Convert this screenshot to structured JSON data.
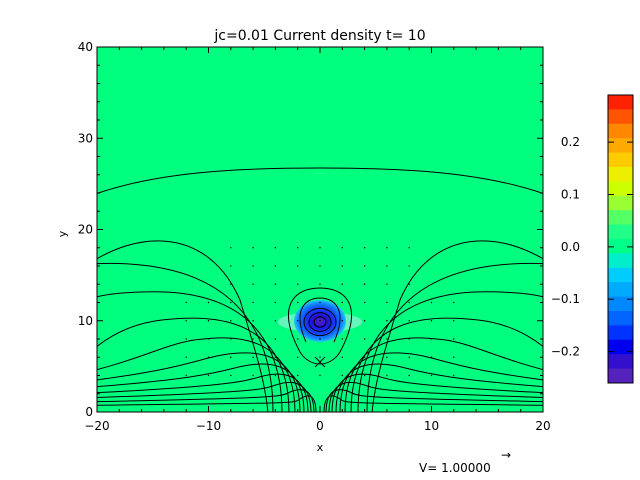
{
  "chart_data": {
    "type": "heatmap",
    "title": "jc=0.01 Current density t= 10",
    "xlabel": "x",
    "ylabel": "y",
    "xlim": [
      -20,
      20
    ],
    "ylim": [
      0,
      40
    ],
    "x_ticks": [
      -20,
      -10,
      0,
      10,
      20
    ],
    "x_tick_labels": [
      "−20",
      "−10",
      "0",
      "10",
      "20"
    ],
    "y_ticks": [
      0,
      10,
      20,
      30,
      40
    ],
    "y_tick_labels": [
      "0",
      "10",
      "20",
      "30",
      "40"
    ],
    "background_value": 0.0,
    "current_blob": {
      "x": 0,
      "y": 10,
      "min_value": -0.25
    },
    "x_point": {
      "x": 0,
      "y": 6
    },
    "colorbar": {
      "range": [
        -0.26,
        0.29
      ],
      "ticks": [
        0.2,
        0.1,
        0.0,
        -0.1,
        -0.2
      ],
      "tick_labels": [
        "0.2",
        "0.1",
        "0.0",
        "−0.1",
        "−0.2"
      ],
      "colors": [
        "#ff2200",
        "#ff5500",
        "#ff8800",
        "#ffaa00",
        "#ffcc00",
        "#eeee00",
        "#ccff00",
        "#99ff33",
        "#55ff66",
        "#22ff88",
        "#00ff88",
        "#00eecc",
        "#00ccff",
        "#00aaff",
        "#0088ff",
        "#0066ff",
        "#0033ff",
        "#0000ee",
        "#3311cc",
        "#5522bb"
      ]
    },
    "vector_legend": {
      "label": "V= 1.00000",
      "arrow": "→"
    }
  }
}
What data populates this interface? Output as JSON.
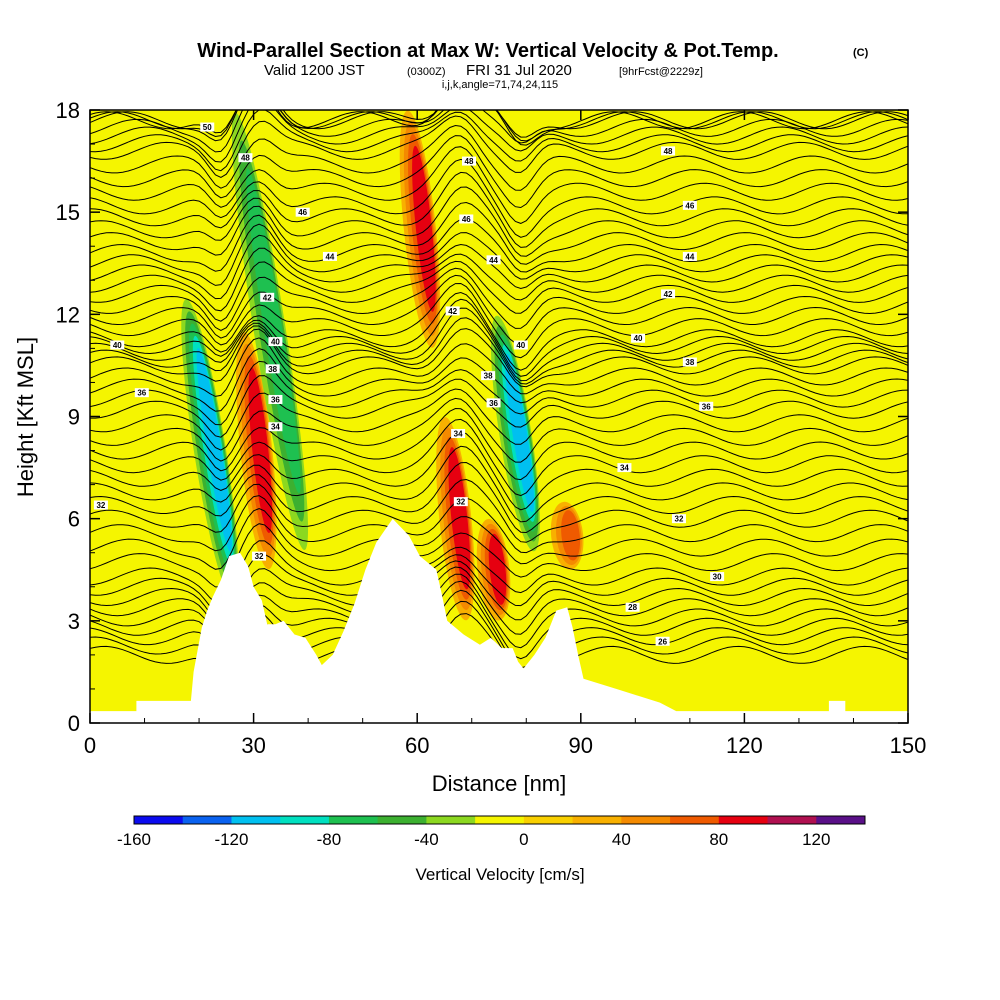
{
  "header": {
    "title_main": "Wind-Parallel Section at Max W: Vertical Velocity & Pot.Temp.",
    "title_tag": "(C)",
    "valid_prefix": "Valid 1200 JST",
    "valid_utc": "(0300Z)",
    "valid_date": "FRI 31 Jul 2020",
    "valid_fcst": "[9hrFcst@2229z]",
    "ijk_line": "i,j,k,angle=71,74,24,115"
  },
  "chart_data": {
    "type": "heatmap",
    "title": "Wind-Parallel Section at Max W: Vertical Velocity & Pot.Temp.",
    "xlabel": "Distance [nm]",
    "ylabel": "Height [Kft MSL]",
    "xlim": [
      0,
      150
    ],
    "ylim": [
      0,
      18
    ],
    "x_ticks": [
      0,
      30,
      60,
      90,
      120,
      150
    ],
    "x_tick_labels": [
      "0",
      "30",
      "60",
      "90",
      "120",
      "150"
    ],
    "y_ticks": [
      0,
      3,
      6,
      9,
      12,
      15,
      18
    ],
    "y_tick_labels": [
      "0",
      "3",
      "6",
      "9",
      "12",
      "15",
      "18"
    ],
    "terrain_kft": [
      [
        0,
        0.35
      ],
      [
        8.5,
        0.35
      ],
      [
        8.5,
        0.65
      ],
      [
        18.5,
        0.65
      ],
      [
        19,
        1.5
      ],
      [
        20.5,
        2.8
      ],
      [
        21.5,
        3.3
      ],
      [
        22.5,
        3.7
      ],
      [
        24,
        4.2
      ],
      [
        25.5,
        4.9
      ],
      [
        27.5,
        5.0
      ],
      [
        29,
        4.6
      ],
      [
        30,
        4.0
      ],
      [
        31.5,
        3.6
      ],
      [
        32.5,
        2.9
      ],
      [
        34,
        2.9
      ],
      [
        35.5,
        3.0
      ],
      [
        37.5,
        2.6
      ],
      [
        39.5,
        2.5
      ],
      [
        41.5,
        2.0
      ],
      [
        42.5,
        1.7
      ],
      [
        44.5,
        2.0
      ],
      [
        46.5,
        2.7
      ],
      [
        48.5,
        3.5
      ],
      [
        50.5,
        4.5
      ],
      [
        52.5,
        5.3
      ],
      [
        55.5,
        6.0
      ],
      [
        58.5,
        5.5
      ],
      [
        60.5,
        4.9
      ],
      [
        63.5,
        4.5
      ],
      [
        64.5,
        3.8
      ],
      [
        65.5,
        3.0
      ],
      [
        68.5,
        2.6
      ],
      [
        71.5,
        2.3
      ],
      [
        73.5,
        2.5
      ],
      [
        75.5,
        2.2
      ],
      [
        77.5,
        2.2
      ],
      [
        78.5,
        1.8
      ],
      [
        79.5,
        1.6
      ],
      [
        81.5,
        2.0
      ],
      [
        83.5,
        2.5
      ],
      [
        85.5,
        3.3
      ],
      [
        87.5,
        3.4
      ],
      [
        88.5,
        2.8
      ],
      [
        89.5,
        2.0
      ],
      [
        90.5,
        1.3
      ],
      [
        92.5,
        1.2
      ],
      [
        96.5,
        1.0
      ],
      [
        100.5,
        0.8
      ],
      [
        104.5,
        0.6
      ],
      [
        107.5,
        0.35
      ],
      [
        135.5,
        0.35
      ],
      [
        135.5,
        0.65
      ],
      [
        138.5,
        0.65
      ],
      [
        138.5,
        0.35
      ],
      [
        150,
        0.35
      ]
    ],
    "theta_contour_levels": [
      26,
      28,
      30,
      32,
      34,
      36,
      38,
      40,
      42,
      44,
      46,
      48,
      50
    ],
    "theta_labels_shown": [
      {
        "x": 2,
        "y": 6.4,
        "label": "32"
      },
      {
        "x": 9.5,
        "y": 9.7,
        "label": "36"
      },
      {
        "x": 5,
        "y": 11.1,
        "label": "40"
      },
      {
        "x": 21.5,
        "y": 17.5,
        "label": "50"
      },
      {
        "x": 28.5,
        "y": 16.6,
        "label": "48"
      },
      {
        "x": 39,
        "y": 15.0,
        "label": "46"
      },
      {
        "x": 44,
        "y": 13.7,
        "label": "44"
      },
      {
        "x": 32.5,
        "y": 12.5,
        "label": "42"
      },
      {
        "x": 34,
        "y": 11.2,
        "label": "40"
      },
      {
        "x": 33.5,
        "y": 10.4,
        "label": "38"
      },
      {
        "x": 34,
        "y": 9.5,
        "label": "36"
      },
      {
        "x": 34,
        "y": 8.7,
        "label": "34"
      },
      {
        "x": 31,
        "y": 4.9,
        "label": "32"
      },
      {
        "x": 69.5,
        "y": 16.5,
        "label": "48"
      },
      {
        "x": 69,
        "y": 14.8,
        "label": "46"
      },
      {
        "x": 74,
        "y": 13.6,
        "label": "44"
      },
      {
        "x": 66.5,
        "y": 12.1,
        "label": "42"
      },
      {
        "x": 79,
        "y": 11.1,
        "label": "40"
      },
      {
        "x": 73,
        "y": 10.2,
        "label": "38"
      },
      {
        "x": 74,
        "y": 9.4,
        "label": "36"
      },
      {
        "x": 67.5,
        "y": 8.5,
        "label": "34"
      },
      {
        "x": 68,
        "y": 6.5,
        "label": "32"
      },
      {
        "x": 106,
        "y": 16.8,
        "label": "48"
      },
      {
        "x": 110,
        "y": 15.2,
        "label": "46"
      },
      {
        "x": 110,
        "y": 13.7,
        "label": "44"
      },
      {
        "x": 106,
        "y": 12.6,
        "label": "42"
      },
      {
        "x": 100.5,
        "y": 11.3,
        "label": "40"
      },
      {
        "x": 110,
        "y": 10.6,
        "label": "38"
      },
      {
        "x": 113,
        "y": 9.3,
        "label": "36"
      },
      {
        "x": 98,
        "y": 7.5,
        "label": "34"
      },
      {
        "x": 108,
        "y": 6.0,
        "label": "32"
      },
      {
        "x": 115,
        "y": 4.3,
        "label": "30"
      },
      {
        "x": 99.5,
        "y": 3.4,
        "label": "28"
      },
      {
        "x": 105,
        "y": 2.4,
        "label": "26"
      }
    ],
    "colorbar": {
      "label": "Vertical Velocity [cm/s]",
      "tick_values": [
        -160,
        -120,
        -80,
        -40,
        0,
        40,
        80,
        120
      ],
      "tick_labels": [
        "-160",
        "-120",
        "-80",
        "-40",
        "0",
        "40",
        "80",
        "120"
      ],
      "bounds": [
        -160,
        -140,
        -120,
        -100,
        -80,
        -60,
        -40,
        -20,
        0,
        20,
        40,
        60,
        80,
        100,
        120,
        140
      ],
      "colors": [
        "#0b0bef",
        "#0a62f0",
        "#00c0f0",
        "#00e0c0",
        "#1ec050",
        "#3cb030",
        "#8cd820",
        "#f5f500",
        "#f9d000",
        "#f8b000",
        "#f48a00",
        "#ef5a00",
        "#e60010",
        "#b01050",
        "#5a1088"
      ]
    },
    "velocity_features": [
      {
        "x": 22,
        "kft_range": [
          3.5,
          12.5
        ],
        "w": -110,
        "kind": "downdraft"
      },
      {
        "x": 30.5,
        "kft_range": [
          4.5,
          11.5
        ],
        "w": 85,
        "kind": "updraft"
      },
      {
        "x": 33,
        "kft_range": [
          5,
          18
        ],
        "w": -60,
        "kind": "downdraft"
      },
      {
        "x": 67,
        "kft_range": [
          3,
          9
        ],
        "w": 90,
        "kind": "updraft"
      },
      {
        "x": 74,
        "kft_range": [
          3,
          6
        ],
        "w": 90,
        "kind": "updraft"
      },
      {
        "x": 78,
        "kft_range": [
          5,
          12
        ],
        "w": -100,
        "kind": "downdraft"
      },
      {
        "x": 60.5,
        "kft_range": [
          11,
          18
        ],
        "w": 80,
        "kind": "updraft"
      },
      {
        "x": 87.5,
        "kft_range": [
          4.5,
          6.5
        ],
        "w": 60,
        "kind": "updraft"
      }
    ]
  }
}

● **Directive**
Pull out every line in the data above that has the word "Wind".

● **Reply to the task**
    "title_main": "Wind-Parallel Section at Max W: Vertical Velocity & Pot.Temp.",
    "title": "Wind-Parallel Section at Max W: Vertical Velocity & Pot.Temp.",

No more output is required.